* WRITTEN INSTRUCTION:
Look through the data below and report how many lines include "text". Only the number should be given.

* RECORD EXCERPTS:
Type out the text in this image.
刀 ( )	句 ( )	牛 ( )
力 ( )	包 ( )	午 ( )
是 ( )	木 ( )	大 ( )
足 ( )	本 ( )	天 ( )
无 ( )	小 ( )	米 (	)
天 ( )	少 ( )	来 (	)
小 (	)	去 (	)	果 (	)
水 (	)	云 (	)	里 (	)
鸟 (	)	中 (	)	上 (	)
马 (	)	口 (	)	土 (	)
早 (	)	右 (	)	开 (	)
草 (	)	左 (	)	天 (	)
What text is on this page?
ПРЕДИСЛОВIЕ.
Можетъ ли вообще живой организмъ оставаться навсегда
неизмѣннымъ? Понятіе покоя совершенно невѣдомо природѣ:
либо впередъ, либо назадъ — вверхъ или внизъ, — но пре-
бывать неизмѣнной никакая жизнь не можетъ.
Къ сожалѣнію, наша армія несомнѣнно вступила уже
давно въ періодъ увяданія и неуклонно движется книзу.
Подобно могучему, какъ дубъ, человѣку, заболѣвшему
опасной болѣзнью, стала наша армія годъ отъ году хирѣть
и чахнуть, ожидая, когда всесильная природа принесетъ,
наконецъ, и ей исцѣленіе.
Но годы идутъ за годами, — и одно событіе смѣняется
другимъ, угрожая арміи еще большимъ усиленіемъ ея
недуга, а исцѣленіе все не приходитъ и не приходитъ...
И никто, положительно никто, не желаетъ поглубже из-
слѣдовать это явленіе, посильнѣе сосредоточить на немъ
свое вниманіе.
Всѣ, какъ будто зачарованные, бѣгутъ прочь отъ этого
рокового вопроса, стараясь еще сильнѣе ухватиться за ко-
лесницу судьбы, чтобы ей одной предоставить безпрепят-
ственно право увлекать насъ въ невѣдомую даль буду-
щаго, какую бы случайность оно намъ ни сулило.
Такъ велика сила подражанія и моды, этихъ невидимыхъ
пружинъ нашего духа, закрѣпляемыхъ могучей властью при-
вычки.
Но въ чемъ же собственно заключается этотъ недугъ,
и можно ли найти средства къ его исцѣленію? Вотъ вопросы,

* PROBLEM SOLUTION:
2